Every line holding the string "document" should be gathered.

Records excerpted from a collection
+--

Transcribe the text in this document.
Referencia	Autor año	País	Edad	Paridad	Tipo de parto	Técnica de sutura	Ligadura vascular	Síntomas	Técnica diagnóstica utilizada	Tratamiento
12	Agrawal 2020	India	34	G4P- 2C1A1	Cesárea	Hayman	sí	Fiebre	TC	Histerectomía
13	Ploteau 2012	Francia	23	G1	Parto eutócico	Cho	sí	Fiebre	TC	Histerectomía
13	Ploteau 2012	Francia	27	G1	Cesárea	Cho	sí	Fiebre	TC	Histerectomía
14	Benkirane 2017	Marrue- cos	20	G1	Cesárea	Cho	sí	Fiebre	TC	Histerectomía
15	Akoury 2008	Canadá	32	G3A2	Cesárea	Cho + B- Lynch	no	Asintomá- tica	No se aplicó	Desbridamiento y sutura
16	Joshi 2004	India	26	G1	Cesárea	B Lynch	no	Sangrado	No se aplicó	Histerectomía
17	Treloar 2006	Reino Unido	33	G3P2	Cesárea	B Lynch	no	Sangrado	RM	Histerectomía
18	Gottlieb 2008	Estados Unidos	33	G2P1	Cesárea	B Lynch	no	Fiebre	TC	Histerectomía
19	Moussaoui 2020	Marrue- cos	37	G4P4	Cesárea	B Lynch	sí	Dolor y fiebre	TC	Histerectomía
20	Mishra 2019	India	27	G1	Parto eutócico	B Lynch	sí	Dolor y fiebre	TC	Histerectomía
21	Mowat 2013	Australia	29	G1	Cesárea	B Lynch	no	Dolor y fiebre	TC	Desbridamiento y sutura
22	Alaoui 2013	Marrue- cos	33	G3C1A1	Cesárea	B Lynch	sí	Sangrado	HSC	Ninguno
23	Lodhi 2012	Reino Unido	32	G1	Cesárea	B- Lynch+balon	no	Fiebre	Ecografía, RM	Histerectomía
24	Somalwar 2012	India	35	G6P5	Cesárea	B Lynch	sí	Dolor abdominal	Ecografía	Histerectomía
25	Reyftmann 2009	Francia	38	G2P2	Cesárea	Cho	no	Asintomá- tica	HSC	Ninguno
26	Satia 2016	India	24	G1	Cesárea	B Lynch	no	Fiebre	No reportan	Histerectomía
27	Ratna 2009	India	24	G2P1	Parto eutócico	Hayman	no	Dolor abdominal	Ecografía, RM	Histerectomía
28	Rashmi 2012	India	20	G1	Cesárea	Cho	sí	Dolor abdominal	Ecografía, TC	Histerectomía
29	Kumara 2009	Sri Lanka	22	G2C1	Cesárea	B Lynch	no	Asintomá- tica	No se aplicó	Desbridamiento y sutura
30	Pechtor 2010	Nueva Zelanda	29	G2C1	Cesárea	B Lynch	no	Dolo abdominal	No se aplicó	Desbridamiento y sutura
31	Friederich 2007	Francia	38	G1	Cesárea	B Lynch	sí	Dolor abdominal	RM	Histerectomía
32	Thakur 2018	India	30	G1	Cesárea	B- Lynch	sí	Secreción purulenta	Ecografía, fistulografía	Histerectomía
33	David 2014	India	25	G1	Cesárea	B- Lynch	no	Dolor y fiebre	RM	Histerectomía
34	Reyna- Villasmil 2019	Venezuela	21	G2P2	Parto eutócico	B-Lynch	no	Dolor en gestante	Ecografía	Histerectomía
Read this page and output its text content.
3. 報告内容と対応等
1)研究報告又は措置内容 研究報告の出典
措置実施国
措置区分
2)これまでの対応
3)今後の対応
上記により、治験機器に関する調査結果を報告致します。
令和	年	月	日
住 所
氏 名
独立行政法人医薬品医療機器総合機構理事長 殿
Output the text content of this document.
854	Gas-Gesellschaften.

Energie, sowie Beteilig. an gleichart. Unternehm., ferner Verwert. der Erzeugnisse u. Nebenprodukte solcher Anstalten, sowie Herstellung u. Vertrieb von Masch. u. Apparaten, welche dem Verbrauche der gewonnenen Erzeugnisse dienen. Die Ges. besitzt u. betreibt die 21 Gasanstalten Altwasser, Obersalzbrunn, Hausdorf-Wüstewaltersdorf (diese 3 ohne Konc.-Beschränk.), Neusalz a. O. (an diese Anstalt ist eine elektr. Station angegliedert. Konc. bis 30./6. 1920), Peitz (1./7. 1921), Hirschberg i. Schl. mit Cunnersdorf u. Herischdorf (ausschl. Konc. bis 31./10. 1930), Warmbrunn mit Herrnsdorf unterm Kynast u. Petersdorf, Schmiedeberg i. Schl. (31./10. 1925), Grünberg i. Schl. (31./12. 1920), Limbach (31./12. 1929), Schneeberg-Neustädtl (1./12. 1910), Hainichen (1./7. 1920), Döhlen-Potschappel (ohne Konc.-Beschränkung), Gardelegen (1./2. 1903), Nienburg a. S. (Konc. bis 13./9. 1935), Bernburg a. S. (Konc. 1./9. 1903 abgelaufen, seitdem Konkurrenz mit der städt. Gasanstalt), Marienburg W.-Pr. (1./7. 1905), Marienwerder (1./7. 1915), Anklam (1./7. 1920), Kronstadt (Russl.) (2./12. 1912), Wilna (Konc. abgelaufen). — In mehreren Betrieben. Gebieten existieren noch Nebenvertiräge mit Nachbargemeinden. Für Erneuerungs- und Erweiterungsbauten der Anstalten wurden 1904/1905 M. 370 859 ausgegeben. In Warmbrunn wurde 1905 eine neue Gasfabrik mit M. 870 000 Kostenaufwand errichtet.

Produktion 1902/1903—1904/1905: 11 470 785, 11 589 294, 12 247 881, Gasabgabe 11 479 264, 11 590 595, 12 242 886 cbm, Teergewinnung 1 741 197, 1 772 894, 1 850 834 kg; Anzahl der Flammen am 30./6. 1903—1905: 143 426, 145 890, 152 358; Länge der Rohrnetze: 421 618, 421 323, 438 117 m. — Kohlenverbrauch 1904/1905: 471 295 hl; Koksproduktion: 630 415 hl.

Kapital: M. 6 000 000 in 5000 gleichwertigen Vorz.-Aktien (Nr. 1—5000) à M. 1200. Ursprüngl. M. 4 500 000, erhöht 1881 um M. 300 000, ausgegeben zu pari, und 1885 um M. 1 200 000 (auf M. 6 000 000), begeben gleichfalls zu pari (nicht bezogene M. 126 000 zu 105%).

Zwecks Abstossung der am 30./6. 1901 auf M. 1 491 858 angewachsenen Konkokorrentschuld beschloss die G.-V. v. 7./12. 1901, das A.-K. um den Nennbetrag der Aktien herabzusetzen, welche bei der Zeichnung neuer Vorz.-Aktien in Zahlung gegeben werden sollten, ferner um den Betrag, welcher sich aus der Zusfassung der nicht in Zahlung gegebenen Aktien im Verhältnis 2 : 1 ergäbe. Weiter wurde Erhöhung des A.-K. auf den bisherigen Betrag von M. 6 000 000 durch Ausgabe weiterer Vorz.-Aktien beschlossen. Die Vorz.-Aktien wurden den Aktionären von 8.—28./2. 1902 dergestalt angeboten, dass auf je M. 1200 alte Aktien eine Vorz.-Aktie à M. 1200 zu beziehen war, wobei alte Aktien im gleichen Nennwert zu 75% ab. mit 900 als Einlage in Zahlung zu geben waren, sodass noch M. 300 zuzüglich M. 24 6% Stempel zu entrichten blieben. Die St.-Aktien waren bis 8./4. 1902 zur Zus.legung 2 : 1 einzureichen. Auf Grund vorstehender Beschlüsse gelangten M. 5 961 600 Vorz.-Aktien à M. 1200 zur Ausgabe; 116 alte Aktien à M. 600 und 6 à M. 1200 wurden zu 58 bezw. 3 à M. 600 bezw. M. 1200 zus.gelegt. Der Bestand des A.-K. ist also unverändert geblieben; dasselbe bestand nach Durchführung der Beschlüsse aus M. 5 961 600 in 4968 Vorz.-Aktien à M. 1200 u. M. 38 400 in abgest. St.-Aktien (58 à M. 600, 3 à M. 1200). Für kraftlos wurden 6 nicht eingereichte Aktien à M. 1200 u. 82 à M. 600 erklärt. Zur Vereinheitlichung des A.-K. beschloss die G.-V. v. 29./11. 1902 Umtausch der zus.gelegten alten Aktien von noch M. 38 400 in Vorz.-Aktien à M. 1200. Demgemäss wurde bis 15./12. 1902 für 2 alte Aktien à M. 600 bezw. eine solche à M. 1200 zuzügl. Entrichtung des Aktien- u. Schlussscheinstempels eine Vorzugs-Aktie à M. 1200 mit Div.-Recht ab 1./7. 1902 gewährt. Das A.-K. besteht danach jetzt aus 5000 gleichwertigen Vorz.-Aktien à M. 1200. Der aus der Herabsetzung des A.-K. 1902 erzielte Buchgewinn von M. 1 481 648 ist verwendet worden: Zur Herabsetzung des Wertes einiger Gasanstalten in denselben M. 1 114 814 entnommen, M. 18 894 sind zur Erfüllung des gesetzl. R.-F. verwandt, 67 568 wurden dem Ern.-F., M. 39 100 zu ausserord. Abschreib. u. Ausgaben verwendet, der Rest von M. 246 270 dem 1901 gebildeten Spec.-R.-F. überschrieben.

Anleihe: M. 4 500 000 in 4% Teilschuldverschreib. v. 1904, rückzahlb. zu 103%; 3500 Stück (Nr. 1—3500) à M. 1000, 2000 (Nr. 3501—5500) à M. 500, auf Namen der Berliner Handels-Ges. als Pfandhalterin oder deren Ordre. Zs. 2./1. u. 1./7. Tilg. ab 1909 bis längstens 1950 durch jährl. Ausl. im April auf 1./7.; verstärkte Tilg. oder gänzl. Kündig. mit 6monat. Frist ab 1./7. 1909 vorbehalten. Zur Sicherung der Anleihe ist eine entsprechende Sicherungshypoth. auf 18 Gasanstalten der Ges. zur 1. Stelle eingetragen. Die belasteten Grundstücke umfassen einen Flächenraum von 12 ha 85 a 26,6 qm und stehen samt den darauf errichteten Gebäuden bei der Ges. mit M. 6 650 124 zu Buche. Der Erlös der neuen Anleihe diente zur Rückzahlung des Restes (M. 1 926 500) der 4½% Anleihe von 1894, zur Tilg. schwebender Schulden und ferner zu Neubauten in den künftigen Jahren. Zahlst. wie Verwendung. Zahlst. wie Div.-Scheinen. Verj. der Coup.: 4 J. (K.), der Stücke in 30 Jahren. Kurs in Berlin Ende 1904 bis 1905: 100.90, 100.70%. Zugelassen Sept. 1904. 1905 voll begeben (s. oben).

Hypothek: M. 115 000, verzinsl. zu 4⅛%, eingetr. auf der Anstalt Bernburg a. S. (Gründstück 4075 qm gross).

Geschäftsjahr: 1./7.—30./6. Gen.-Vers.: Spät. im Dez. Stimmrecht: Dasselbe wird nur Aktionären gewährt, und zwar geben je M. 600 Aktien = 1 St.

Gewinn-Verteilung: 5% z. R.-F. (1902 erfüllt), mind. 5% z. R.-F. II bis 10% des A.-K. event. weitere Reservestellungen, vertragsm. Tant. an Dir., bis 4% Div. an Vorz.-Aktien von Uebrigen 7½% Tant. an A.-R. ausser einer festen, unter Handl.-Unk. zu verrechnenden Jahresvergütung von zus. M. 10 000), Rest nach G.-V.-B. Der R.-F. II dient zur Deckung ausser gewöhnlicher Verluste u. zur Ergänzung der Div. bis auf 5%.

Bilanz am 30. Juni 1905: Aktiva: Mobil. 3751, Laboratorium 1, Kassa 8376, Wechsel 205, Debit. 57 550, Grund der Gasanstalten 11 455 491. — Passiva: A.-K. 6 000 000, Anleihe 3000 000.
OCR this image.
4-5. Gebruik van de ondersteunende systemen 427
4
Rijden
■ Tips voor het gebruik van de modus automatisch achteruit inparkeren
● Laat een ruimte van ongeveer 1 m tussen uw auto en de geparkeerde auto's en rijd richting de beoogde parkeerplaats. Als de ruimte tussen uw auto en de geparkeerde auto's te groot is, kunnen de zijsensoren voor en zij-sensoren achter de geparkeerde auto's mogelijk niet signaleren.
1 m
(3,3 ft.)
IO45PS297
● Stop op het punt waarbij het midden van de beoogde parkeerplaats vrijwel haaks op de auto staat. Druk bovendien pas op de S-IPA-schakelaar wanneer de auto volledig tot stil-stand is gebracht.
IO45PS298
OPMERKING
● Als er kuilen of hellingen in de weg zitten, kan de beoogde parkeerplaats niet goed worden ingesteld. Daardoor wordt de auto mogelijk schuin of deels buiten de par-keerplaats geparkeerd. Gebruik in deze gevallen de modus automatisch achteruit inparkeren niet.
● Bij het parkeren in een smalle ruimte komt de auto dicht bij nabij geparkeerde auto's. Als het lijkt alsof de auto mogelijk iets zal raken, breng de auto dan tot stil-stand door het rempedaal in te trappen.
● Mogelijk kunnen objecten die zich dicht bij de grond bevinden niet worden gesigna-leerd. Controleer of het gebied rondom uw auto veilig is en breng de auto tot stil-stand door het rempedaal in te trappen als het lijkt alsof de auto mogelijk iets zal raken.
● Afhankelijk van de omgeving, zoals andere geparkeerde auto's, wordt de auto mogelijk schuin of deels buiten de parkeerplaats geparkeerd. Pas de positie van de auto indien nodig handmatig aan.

+--

* _The result_:
Transcribe the text in this document.
Output the text content of this document.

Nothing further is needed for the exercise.